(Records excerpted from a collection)
• • • • • • •

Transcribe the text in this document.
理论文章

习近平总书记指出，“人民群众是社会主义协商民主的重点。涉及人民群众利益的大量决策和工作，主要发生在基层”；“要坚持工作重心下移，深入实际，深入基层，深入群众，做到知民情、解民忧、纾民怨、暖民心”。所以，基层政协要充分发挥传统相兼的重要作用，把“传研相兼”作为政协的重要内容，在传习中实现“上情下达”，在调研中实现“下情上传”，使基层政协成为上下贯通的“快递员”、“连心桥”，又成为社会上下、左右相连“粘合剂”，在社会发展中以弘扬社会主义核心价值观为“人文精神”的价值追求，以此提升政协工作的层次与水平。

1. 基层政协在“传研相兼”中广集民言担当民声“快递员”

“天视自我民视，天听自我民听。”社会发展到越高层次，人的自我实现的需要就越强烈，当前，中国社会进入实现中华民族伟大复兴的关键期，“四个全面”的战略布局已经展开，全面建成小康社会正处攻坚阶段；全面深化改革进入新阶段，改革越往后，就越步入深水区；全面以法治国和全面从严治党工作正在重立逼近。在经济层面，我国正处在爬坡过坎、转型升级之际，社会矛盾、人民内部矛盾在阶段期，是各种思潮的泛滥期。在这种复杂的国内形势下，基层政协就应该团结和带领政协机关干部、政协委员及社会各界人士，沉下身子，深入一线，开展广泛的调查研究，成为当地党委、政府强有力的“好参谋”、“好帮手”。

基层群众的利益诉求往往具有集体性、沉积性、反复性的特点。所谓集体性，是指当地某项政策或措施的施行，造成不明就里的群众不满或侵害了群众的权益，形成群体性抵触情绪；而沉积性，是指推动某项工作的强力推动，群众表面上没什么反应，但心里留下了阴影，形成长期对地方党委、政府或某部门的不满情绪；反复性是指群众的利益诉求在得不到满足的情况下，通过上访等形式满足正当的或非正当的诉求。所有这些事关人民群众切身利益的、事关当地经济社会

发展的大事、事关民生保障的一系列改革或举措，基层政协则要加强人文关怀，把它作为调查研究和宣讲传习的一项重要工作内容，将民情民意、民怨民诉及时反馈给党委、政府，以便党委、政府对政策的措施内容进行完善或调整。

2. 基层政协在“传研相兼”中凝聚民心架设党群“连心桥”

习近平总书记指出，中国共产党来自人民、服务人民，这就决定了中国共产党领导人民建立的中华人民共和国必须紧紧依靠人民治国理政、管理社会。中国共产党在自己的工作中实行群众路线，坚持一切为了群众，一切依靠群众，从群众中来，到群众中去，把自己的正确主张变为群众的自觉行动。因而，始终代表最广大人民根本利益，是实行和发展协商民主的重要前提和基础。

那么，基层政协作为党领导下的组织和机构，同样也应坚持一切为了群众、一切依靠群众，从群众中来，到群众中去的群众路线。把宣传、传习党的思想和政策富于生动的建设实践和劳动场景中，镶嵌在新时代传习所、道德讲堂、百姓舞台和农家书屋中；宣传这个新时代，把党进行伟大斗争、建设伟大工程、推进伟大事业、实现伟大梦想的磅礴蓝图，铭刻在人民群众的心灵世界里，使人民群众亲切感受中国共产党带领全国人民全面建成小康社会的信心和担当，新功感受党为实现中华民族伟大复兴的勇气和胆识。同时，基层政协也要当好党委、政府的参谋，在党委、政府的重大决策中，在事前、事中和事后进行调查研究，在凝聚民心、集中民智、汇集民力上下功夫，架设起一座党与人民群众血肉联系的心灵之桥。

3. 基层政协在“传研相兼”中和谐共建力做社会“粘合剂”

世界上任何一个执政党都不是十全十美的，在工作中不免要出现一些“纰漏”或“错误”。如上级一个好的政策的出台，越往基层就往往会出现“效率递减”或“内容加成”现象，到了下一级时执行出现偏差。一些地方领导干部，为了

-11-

• • • • • • •

Repeat all entries. Match them exactly.

## Result of the exercise
Transcribe the text in this document.
理论文章

习近平总书记指出，“人民群众是社会主义协商民主的重点。涉及人民群众利益的大量决策和工作，主要发生在基层”；“要坚持工作重心下移，深入实际，深入基层，深入群众，做到知民情、解民忧、纾民怨、暖民心”。所以，基层政协要充分发挥传统相兼的重要作用，把“传研相兼”作为政协的重要内容，在传习中实现“上情下达”，在调研中实现“下情上传”，使基层政协成为上下贯通的“快递员”、“连心桥”，又成为社会上下、左右相连“粘合剂”，在社会发展中以弘扬社会主义核心价值观为“人文精神”的价值追求，以此提升政协工作的层次与水平。

1. 基层政协在“传研相兼”中广集民言担当民声“快递员”

“天视自我民视，天听自我民听。”社会发展到越高层次，人的自我实现的需要就越强烈，当前，中国社会进入实现中华民族伟大复兴的关键期，“四个全面”的战略布局已经展开，全面建成小康社会正处攻坚阶段；全面深化改革进入新阶段，改革越往后，就越步入深水区；全面以法治国和全面从严治党工作正在重立逼近。在经济层面，我国正处在爬坡过坎、转型升级之际，社会矛盾、人民内部矛盾在阶段期，是各种思潮的泛滥期。在这种复杂的国内形势下，基层政协就应该团结和带领政协机关干部、政协委员及社会各界人士，沉下身子，深入一线，开展广泛的调查研究，成为当地党委、政府强有力的“好参谋”、“好帮手”。

基层群众的利益诉求往往具有集体性、沉积性、反复性的特点。所谓集体性，是指当地某项政策或措施的施行，造成不明就里的群众不满或侵害了群众的权益，形成群体性抵触情绪；而沉积性，是指推动某项工作的强力推动，群众表面上没什么反应，但心里留下了阴影，形成长期对地方党委、政府或某部门的不满情绪；反复性是指群众的利益诉求在得不到满足的情况下，通过上访等形式满足正当的或非正当的诉求。所有这些事关人民群众切身利益的、事关当地经济社会

发展的大事、事关民生保障的一系列改革或举措，基层政协则要加强人文关怀，把它作为调查研究和宣讲传习的一项重要工作内容，将民情民意、民怨民诉及时反馈给党委、政府，以便党委、政府对政策的措施内容进行完善或调整。

2. 基层政协在“传研相兼”中凝聚民心架设党群“连心桥”

习近平总书记指出，中国共产党来自人民、服务人民，这就决定了中国共产党领导人民建立的中华人民共和国必须紧紧依靠人民治国理政、管理社会。中国共产党在自己的工作中实行群众路线，坚持一切为了群众，一切依靠群众，从群众中来，到群众中去，把自己的正确主张变为群众的自觉行动。因而，始终代表最广大人民根本利益，是实行和发展协商民主的重要前提和基础。

那么，基层政协作为党领导下的组织和机构，同样也应坚持一切为了群众、一切依靠群众，从群众中来，到群众中去的群众路线。把宣传、传习党的思想和政策富于生动的建设实践和劳动场景中，镶嵌在新时代传习所、道德讲堂、百姓舞台和农家书屋中；宣传这个新时代，把党进行伟大斗争、建设伟大工程、推进伟大事业、实现伟大梦想的磅礴蓝图，铭刻在人民群众的心灵世界里，使人民群众亲切感受中国共产党带领全国人民全面建成小康社会的信心和担当，新功感受党为实现中华民族伟大复兴的勇气和胆识。同时，基层政协也要当好党委、政府的参谋，在党委、政府的重大决策中，在事前、事中和事后进行调查研究，在凝聚民心、集中民智、汇集民力上下功夫，架设起一座党与人民群众血肉联系的心灵之桥。

3. 基层政协在“传研相兼”中和谐共建力做社会“粘合剂”

世界上任何一个执政党都不是十全十美的，在工作中不免要出现一些“纰漏”或“错误”。如上级一个好的政策的出台，越往基层就往往会出现“效率递减”或“内容加成”现象，到了下一级时执行出现偏差。一些地方领导干部，为了

-11-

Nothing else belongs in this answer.